Your task is to print all of the material verbatim.

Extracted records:
= = =

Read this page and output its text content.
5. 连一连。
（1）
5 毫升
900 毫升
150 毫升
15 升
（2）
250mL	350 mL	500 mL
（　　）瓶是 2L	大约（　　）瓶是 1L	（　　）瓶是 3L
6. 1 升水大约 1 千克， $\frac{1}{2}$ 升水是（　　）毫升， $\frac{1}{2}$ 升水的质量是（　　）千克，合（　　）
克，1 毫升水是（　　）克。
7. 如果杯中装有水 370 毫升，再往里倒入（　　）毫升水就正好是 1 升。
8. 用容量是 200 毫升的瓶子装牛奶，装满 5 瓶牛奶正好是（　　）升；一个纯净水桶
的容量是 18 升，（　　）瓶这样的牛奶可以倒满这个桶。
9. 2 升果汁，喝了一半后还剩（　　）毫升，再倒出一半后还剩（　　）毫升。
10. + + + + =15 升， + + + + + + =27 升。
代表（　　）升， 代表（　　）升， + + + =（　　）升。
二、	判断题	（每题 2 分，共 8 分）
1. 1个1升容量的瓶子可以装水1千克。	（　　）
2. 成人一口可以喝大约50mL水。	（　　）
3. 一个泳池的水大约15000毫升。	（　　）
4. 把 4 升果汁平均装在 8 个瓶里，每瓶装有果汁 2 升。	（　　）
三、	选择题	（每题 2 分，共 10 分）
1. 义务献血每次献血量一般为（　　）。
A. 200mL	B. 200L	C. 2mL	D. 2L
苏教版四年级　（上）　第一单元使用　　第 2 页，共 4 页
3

= = =

Task response
Read this page and output its text content.
5. 连一连。
（1）
5 毫升
900 毫升
150 毫升
15 升
（2）
250mL	350 mL	500 mL
（　　）瓶是 2L	大约（　　）瓶是 1L	（　　）瓶是 3L
6. 1 升水大约 1 千克， $\frac{1}{2}$ 升水是（　　）毫升， $\frac{1}{2}$ 升水的质量是（　　）千克，合（　　）
克，1 毫升水是（　　）克。
7. 如果杯中装有水 370 毫升，再往里倒入（　　）毫升水就正好是 1 升。
8. 用容量是 200 毫升的瓶子装牛奶，装满 5 瓶牛奶正好是（　　）升；一个纯净水桶
的容量是 18 升，（　　）瓶这样的牛奶可以倒满这个桶。
9. 2 升果汁，喝了一半后还剩（　　）毫升，再倒出一半后还剩（　　）毫升。
10. + + + + =15 升， + + + + + + =27 升。
代表（　　）升， 代表（　　）升， + + + =（　　）升。
二、	判断题	（每题 2 分，共 8 分）
1. 1个1升容量的瓶子可以装水1千克。	（　　）
2. 成人一口可以喝大约50mL水。	（　　）
3. 一个泳池的水大约15000毫升。	（　　）
4. 把 4 升果汁平均装在 8 个瓶里，每瓶装有果汁 2 升。	（　　）
三、	选择题	（每题 2 分，共 10 分）
1. 义务献血每次献血量一般为（　　）。
A. 200mL	B. 200L	C. 2mL	D. 2L
苏教版四年级　（上）　第一单元使用　　第 2 页，共 4 页
3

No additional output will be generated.